Print the entries below in their entirety, exactly as they are written.

-- Stored dataset items --
━━━

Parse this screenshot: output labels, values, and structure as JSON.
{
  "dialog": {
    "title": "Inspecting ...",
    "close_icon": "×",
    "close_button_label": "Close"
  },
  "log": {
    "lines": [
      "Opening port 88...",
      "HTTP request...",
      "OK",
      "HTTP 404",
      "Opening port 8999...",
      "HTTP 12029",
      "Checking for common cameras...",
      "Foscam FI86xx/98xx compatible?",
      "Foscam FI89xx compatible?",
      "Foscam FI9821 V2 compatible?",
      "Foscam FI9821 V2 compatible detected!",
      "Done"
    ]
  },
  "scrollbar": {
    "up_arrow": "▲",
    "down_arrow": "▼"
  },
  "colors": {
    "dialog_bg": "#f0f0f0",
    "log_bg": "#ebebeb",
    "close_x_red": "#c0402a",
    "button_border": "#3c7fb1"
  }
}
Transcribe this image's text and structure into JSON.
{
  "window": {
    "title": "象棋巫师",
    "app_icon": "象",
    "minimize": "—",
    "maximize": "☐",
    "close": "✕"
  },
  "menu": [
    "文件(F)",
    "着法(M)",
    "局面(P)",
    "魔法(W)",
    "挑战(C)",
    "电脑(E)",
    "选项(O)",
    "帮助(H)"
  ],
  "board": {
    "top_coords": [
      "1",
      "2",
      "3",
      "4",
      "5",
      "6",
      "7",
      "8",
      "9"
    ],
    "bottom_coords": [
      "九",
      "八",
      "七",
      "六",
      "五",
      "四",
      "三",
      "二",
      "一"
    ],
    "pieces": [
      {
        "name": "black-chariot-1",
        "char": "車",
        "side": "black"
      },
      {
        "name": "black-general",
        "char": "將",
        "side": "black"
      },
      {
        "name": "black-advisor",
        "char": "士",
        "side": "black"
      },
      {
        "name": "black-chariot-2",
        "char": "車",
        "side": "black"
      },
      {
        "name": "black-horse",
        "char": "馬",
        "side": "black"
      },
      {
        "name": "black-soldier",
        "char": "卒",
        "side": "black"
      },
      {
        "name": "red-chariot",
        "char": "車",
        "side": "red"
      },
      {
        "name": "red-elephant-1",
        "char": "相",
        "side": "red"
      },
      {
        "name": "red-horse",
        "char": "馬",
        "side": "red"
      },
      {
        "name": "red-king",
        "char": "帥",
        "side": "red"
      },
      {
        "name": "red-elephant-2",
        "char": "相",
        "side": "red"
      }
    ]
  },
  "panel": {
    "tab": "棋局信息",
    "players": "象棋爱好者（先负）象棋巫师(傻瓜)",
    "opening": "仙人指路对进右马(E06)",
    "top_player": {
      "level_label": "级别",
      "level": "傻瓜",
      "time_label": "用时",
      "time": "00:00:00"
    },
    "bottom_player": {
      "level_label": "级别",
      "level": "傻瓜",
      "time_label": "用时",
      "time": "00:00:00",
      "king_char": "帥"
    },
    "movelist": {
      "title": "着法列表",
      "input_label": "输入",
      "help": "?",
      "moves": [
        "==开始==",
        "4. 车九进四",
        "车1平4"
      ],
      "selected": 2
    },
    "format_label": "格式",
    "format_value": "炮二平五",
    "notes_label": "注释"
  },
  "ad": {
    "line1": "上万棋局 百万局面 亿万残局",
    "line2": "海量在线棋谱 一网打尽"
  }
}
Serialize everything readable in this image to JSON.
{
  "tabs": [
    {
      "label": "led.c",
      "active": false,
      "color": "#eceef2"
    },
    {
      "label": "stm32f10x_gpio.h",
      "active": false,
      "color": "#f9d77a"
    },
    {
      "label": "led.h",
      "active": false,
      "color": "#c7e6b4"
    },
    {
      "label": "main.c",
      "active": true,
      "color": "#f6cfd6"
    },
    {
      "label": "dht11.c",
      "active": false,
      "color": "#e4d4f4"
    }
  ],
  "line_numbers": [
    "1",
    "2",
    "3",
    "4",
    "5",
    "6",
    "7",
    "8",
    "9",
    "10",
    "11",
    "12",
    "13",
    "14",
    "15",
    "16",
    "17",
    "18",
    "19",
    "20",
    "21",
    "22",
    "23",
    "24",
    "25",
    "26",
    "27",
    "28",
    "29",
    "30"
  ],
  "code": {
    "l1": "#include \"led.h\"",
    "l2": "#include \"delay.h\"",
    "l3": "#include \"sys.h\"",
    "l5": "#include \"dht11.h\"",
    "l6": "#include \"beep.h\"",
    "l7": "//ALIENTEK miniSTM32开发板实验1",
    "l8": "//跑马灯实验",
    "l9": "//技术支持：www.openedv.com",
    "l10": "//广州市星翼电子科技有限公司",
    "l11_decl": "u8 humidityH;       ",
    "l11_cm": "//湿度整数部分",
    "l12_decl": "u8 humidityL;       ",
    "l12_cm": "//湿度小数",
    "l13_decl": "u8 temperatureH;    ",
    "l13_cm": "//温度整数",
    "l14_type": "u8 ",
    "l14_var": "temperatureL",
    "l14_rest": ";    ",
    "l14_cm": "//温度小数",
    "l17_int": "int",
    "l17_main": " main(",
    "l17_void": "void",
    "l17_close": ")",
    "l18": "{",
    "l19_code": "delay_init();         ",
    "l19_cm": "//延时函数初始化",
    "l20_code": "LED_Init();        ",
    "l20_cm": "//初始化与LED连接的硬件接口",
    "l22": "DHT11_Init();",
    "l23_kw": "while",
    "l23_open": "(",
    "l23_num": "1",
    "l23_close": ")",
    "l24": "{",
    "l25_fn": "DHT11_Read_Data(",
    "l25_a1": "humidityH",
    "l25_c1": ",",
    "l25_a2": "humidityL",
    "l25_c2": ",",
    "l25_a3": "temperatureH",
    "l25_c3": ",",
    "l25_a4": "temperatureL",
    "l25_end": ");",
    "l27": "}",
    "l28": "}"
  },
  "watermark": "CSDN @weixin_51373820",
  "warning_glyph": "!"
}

━━━

-- Task solution --
Parse this screenshot: output labels, values, and structure as JSON.
{
  "dialog": {
    "title": "Inspecting ...",
    "close_icon": "×",
    "close_button_label": "Close"
  },
  "log": {
    "lines": [
      "Opening port 88...",
      "HTTP request...",
      "OK",
      "HTTP 404",
      "Opening port 8999...",
      "HTTP 12029",
      "Checking for common cameras...",
      "Foscam FI86xx/98xx compatible?",
      "Foscam FI89xx compatible?",
      "Foscam FI9821 V2 compatible?",
      "Foscam FI9821 V2 compatible detected!",
      "Done"
    ]
  },
  "scrollbar": {
    "up_arrow": "▲",
    "down_arrow": "▼"
  },
  "colors": {
    "dialog_bg": "#f0f0f0",
    "log_bg": "#ebebeb",
    "close_x_red": "#c0402a",
    "button_border": "#3c7fb1"
  }
}
Transcribe this image's text and structure into JSON.
{
  "window": {
    "title": "象棋巫师",
    "app_icon": "象",
    "minimize": "—",
    "maximize": "☐",
    "close": "✕"
  },
  "menu": [
    "文件(F)",
    "着法(M)",
    "局面(P)",
    "魔法(W)",
    "挑战(C)",
    "电脑(E)",
    "选项(O)",
    "帮助(H)"
  ],
  "board": {
    "top_coords": [
      "1",
      "2",
      "3",
      "4",
      "5",
      "6",
      "7",
      "8",
      "9"
    ],
    "bottom_coords": [
      "九",
      "八",
      "七",
      "六",
      "五",
      "四",
      "三",
      "二",
      "一"
    ],
    "pieces": [
      {
        "name": "black-chariot-1",
        "char": "車",
        "side": "black"
      },
      {
        "name": "black-general",
        "char": "將",
        "side": "black"
      },
      {
        "name": "black-advisor",
        "char": "士",
        "side": "black"
      },
      {
        "name": "black-chariot-2",
        "char": "車",
        "side": "black"
      },
      {
        "name": "black-horse",
        "char": "馬",
        "side": "black"
      },
      {
        "name": "black-soldier",
        "char": "卒",
        "side": "black"
      },
      {
        "name": "red-chariot",
        "char": "車",
        "side": "red"
      },
      {
        "name": "red-elephant-1",
        "char": "相",
        "side": "red"
      },
      {
        "name": "red-horse",
        "char": "馬",
        "side": "red"
      },
      {
        "name": "red-king",
        "char": "帥",
        "side": "red"
      },
      {
        "name": "red-elephant-2",
        "char": "相",
        "side": "red"
      }
    ]
  },
  "panel": {
    "tab": "棋局信息",
    "players": "象棋爱好者（先负）象棋巫师(傻瓜)",
    "opening": "仙人指路对进右马(E06)",
    "top_player": {
      "level_label": "级别",
      "level": "傻瓜",
      "time_label": "用时",
      "time": "00:00:00"
    },
    "bottom_player": {
      "level_label": "级别",
      "level": "傻瓜",
      "time_label": "用时",
      "time": "00:00:00",
      "king_char": "帥"
    },
    "movelist": {
      "title": "着法列表",
      "input_label": "输入",
      "help": "?",
      "moves": [
        "==开始==",
        "4. 车九进四",
        "车1平4"
      ],
      "selected": 2
    },
    "format_label": "格式",
    "format_value": "炮二平五",
    "notes_label": "注释"
  },
  "ad": {
    "line1": "上万棋局 百万局面 亿万残局",
    "line2": "海量在线棋谱 一网打尽"
  }
}
Serialize everything readable in this image to JSON.
{
  "tabs": [
    {
      "label": "led.c",
      "active": false,
      "color": "#eceef2"
    },
    {
      "label": "stm32f10x_gpio.h",
      "active": false,
      "color": "#f9d77a"
    },
    {
      "label": "led.h",
      "active": false,
      "color": "#c7e6b4"
    },
    {
      "label": "main.c",
      "active": true,
      "color": "#f6cfd6"
    },
    {
      "label": "dht11.c",
      "active": false,
      "color": "#e4d4f4"
    }
  ],
  "line_numbers": [
    "1",
    "2",
    "3",
    "4",
    "5",
    "6",
    "7",
    "8",
    "9",
    "10",
    "11",
    "12",
    "13",
    "14",
    "15",
    "16",
    "17",
    "18",
    "19",
    "20",
    "21",
    "22",
    "23",
    "24",
    "25",
    "26",
    "27",
    "28",
    "29",
    "30"
  ],
  "code": {
    "l1": "#include \"led.h\"",
    "l2": "#include \"delay.h\"",
    "l3": "#include \"sys.h\"",
    "l5": "#include \"dht11.h\"",
    "l6": "#include \"beep.h\"",
    "l7": "//ALIENTEK miniSTM32开发板实验1",
    "l8": "//跑马灯实验",
    "l9": "//技术支持：www.openedv.com",
    "l10": "//广州市星翼电子科技有限公司",
    "l11_decl": "u8 humidityH;       ",
    "l11_cm": "//湿度整数部分",
    "l12_decl": "u8 humidityL;       ",
    "l12_cm": "//湿度小数",
    "l13_decl": "u8 temperatureH;    ",
    "l13_cm": "//温度整数",
    "l14_type": "u8 ",
    "l14_var": "temperatureL",
    "l14_rest": ";    ",
    "l14_cm": "//温度小数",
    "l17_int": "int",
    "l17_main": " main(",
    "l17_void": "void",
    "l17_close": ")",
    "l18": "{",
    "l19_code": "delay_init();         ",
    "l19_cm": "//延时函数初始化",
    "l20_code": "LED_Init();        ",
    "l20_cm": "//初始化与LED连接的硬件接口",
    "l22": "DHT11_Init();",
    "l23_kw": "while",
    "l23_open": "(",
    "l23_num": "1",
    "l23_close": ")",
    "l24": "{",
    "l25_fn": "DHT11_Read_Data(",
    "l25_a1": "humidityH",
    "l25_c1": ",",
    "l25_a2": "humidityL",
    "l25_c2": ",",
    "l25_a3": "temperatureH",
    "l25_c3": ",",
    "l25_a4": "temperatureL",
    "l25_end": ");",
    "l27": "}",
    "l28": "}"
  },
  "watermark": "CSDN @weixin_51373820",
  "warning_glyph": "!"
}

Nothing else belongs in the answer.